Copy the lines below as they are; omit the images they contain.

═════ Material provided ═════

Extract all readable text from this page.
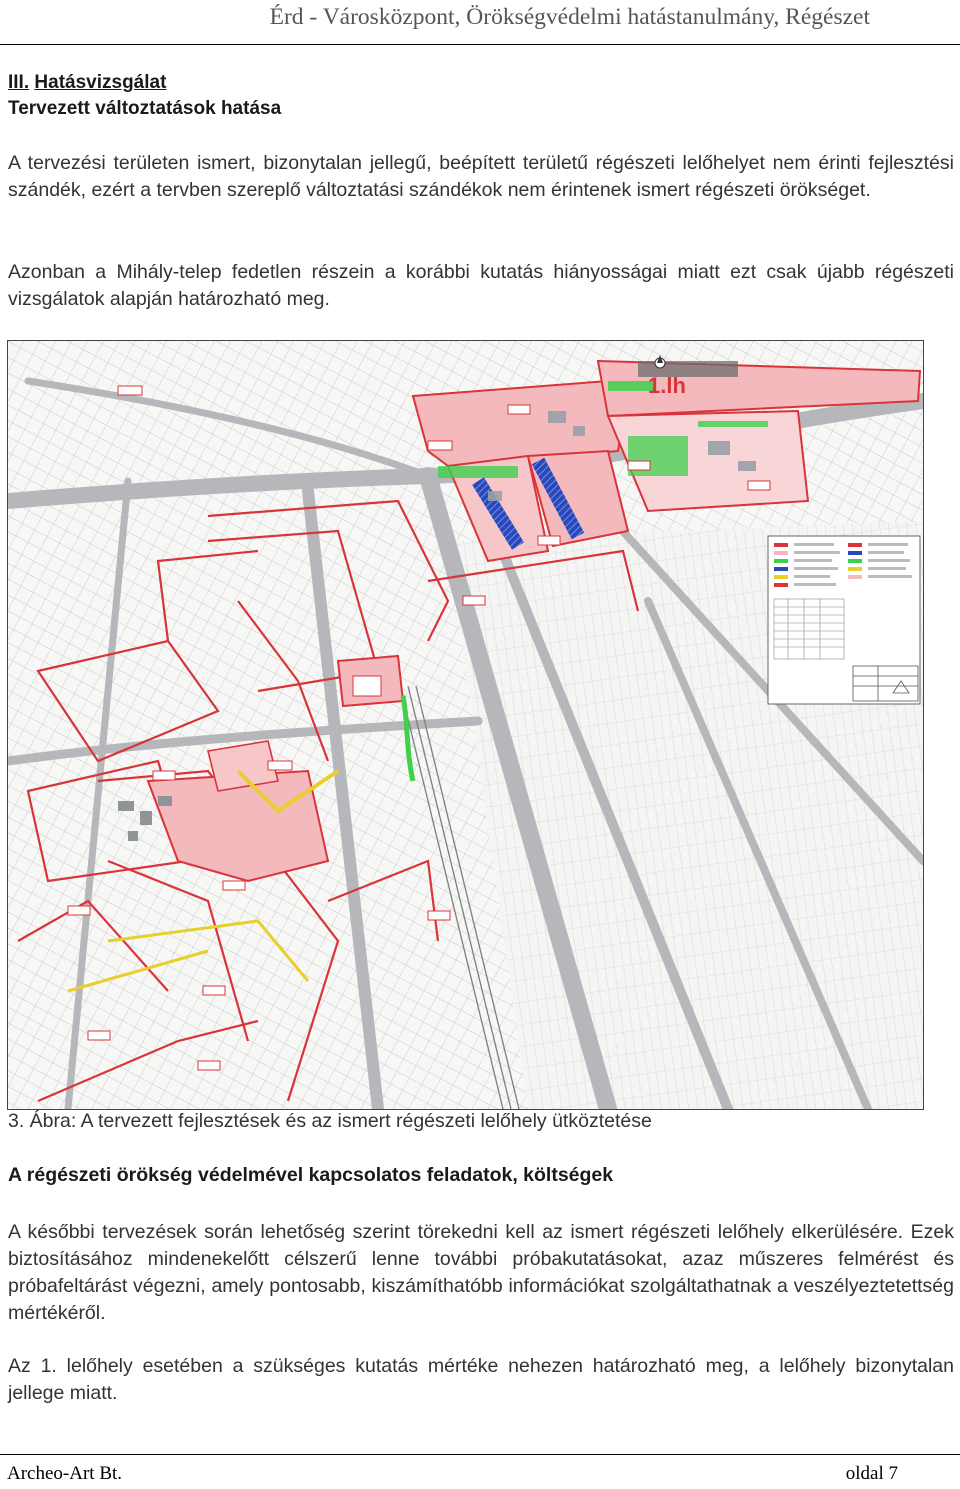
Érd - Városközpont, Örökségvédelmi hatástanulmány, Régészet
III. Hatásvizsgálat
Tervezett változtatások hatása
A tervezési területen ismert, bizonytalan jellegű, beépített területű régészeti lelőhelyet nem érinti fejlesztési szándék, ezért a tervben szereplő változtatási szándékok nem érintenek ismert régészeti örökséget.
Azonban a Mihály-telep fedetlen részein a korábbi kutatás hiányosságai miatt ezt csak újabb régészeti vizsgálatok alapján határozható meg.
1.lh
3. Ábra: A tervezett fejlesztések és az ismert régészeti lelőhely ütköztetése
A régészeti örökség védelmével kapcsolatos feladatok, költségek
A későbbi tervezések során lehetőség szerint törekedni kell az ismert régészeti lelőhely elkerülésére. Ezek biztosításához mindenekelőtt célszerű lenne további próbakutatásokat, azaz műszeres felmérést és próbafeltárást végezni, amely pontosabb, kiszámíthatóbb információkat szolgáltathatnak a veszélyeztetettség mértékéről.
Az 1. lelőhely esetében a szükséges kutatás mértéke nehezen határozható meg, a lelőhely bizonytalan jellege miatt.
Archeo-Art Bt.	oldal 7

═════

**Response to the exercise**
Extract all readable text from this page.
Érd - Városközpont, Örökségvédelmi hatástanulmány, Régészet
III. Hatásvizsgálat
Tervezett változtatások hatása
A tervezési területen ismert, bizonytalan jellegű, beépített területű régészeti lelőhelyet nem érinti fejlesztési szándék, ezért a tervben szereplő változtatási szándékok nem érintenek ismert régészeti örökséget.
Azonban a Mihály-telep fedetlen részein a korábbi kutatás hiányosságai miatt ezt csak újabb régészeti vizsgálatok alapján határozható meg.
1.lh
3. Ábra: A tervezett fejlesztések és az ismert régészeti lelőhely ütköztetése
A régészeti örökség védelmével kapcsolatos feladatok, költségek
A későbbi tervezések során lehetőség szerint törekedni kell az ismert régészeti lelőhely elkerülésére. Ezek biztosításához mindenekelőtt célszerű lenne további próbakutatásokat, azaz műszeres felmérést és próbafeltárást végezni, amely pontosabb, kiszámíthatóbb információkat szolgáltathatnak a veszélyeztetettség mértékéről.
Az 1. lelőhely esetében a szükséges kutatás mértéke nehezen határozható meg, a lelőhely bizonytalan jellege miatt.
Archeo-Art Bt.	oldal 7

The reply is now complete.